**Excerpted passage:**
···
Eurostar 373211/373212 on LGV Interconnexion Est, near Chennevières-lès-Louvres, Val d'Oise, France

All Class 373 sets were built as tri-voltage, able to operate on 25 kV 50 Hz AC (LGVs, Eurotunnel, High Speed 1, UK overhead electrified lines) and 3 kV DC (Belgian classic lines) using pantographs, and 750 V DC (UK third rail network) using third-rail pickup shoes. The shoes were retracted when switching to overhead power.[36] After the opening of High Speed 1 in 2007, overhead electrification is used throughout and the third rail shoes had been removed. Five of the SNCF-owned sets are quadri-voltage, able to operate from 1,500 V DC (French lignes classiques) in the south of France, used on London-Avignon and ski services.

A Class 373 passes Herne Hill; from 1994 until 2007, Eurostar ran its services to and from London Waterloo/Waterloo International, using the third rail network in Southern England

The trains are powered by asynchronous traction motors. There are four powered axles in each power car and two powered axles in the outer bogie of the front passenger coach (a layout used on the original SNCF TGV Sud-Est (PSE) sets) giving 12 powered axles. Each set draws up to 16MW with 12 MW (16,000 hp) of traction power, but the lowest power-to-weight ratio in the TGV family.

The class uses five different standards of overhead: domestic catenary in each of Belgium, France and the United Kingdom; fixed-height catenary on LGV lines and HS1; and taller catenary in the Channel Tunnel, designed to accommodate double-deck car-carrying trains and roll-on roll-off heavy goods vehicle trains. The driver must manually lower and then raise the pantograph during the transition between catenary systems.

Signalling systems

The Class 373s are fitted with a wide range of signalling systems, these include:

  • AWS (Automatic Warning System), the British signalling system, only used when services call at Ashford International[37]
  • TPWS (Train Protection & Warning System), the safety system that works with the AWS, only used when services call at Ashford International[37]
  • TVM (Transmission Voie-Machine), used on LGV ("lignes à grande vitesse"),[38] Eurotunnel, HS1 and HSL 1[39]
  • KVB (Contrôle de vitesse par balises), used between Paris Gare du Nord and LGV Nord, on French Classic Lines and on the HS1 connected throat around London St Pancras. It is electro-mechanical with fixed radio beacons.[37]
  • TBL, (the Belgian signalling system,) electro-mechanical, used between Brussels-South/Midi and HSL 1, Belgium.[37]

When travelling at high speeds, it is not possible for the driver to accurately see colour-light signals at the side of the track. With the TVM signalling used on the high-speed lines, the target speed for the end of the current block is displayed with a flashing indication on the in-cab display for the next block if it is at a different speed. Auxiliary signalling information, including the location of neutral sections in the overhead supply and pantograph adjustment zones, is displayed in cab and by the lineside. The operation of circuit breakers over neutral sections is handled automatically on TVM-signalled lines only, and pantograph adjustments must always be manually performed by the driver.[40]

Bogies and couplings

The Class 373 was designed to comply with the Channel Tunnel safety regulations, and consists of two independent half-sets, each with its own power car. Most of the trailer cars are supported on Jacobs bogies shared between adjacent coaches, supporting both of them, with the cars next to the power cars and the two middle coaches (carriages 9 and 10 in a full-length set) not articulated. Non-shared bogies are coupled with Scharfenberg couplers, providing three points for separation in the event of an emergency in the Channel Tunnel. The electrical supply cables between a power car and the first carriage are designed to break apart during an emergency separation. In the event of a serious fire in the Tunnel the passengers would be transferred into the undamaged half of the train, which would then be uncoupled from the damaged half and driven out of the tunnel.[41] If the undamaged part is the rear half of the train, this would be driven by the Chef du Train who is a fully authorised driver and occupies the rear driving cab in the tunnel for this purpose.[42] Due to limitations on driving hours, the driver and Chef du Train exchange roles for the return journey.
···
**Recorded data:**
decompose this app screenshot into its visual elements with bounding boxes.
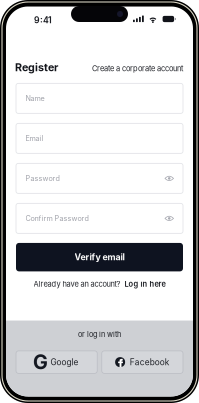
···
**Exercise directions:** In the Class 373 passage, how would you render "The driver must manually lower and then raise the pantograph during the transition between catenary systems." in Spanish?

**Task output:** El maquinista debe bajar y luego subir manualmente el pantógrafo durante la transición entre sistemas de catenaria.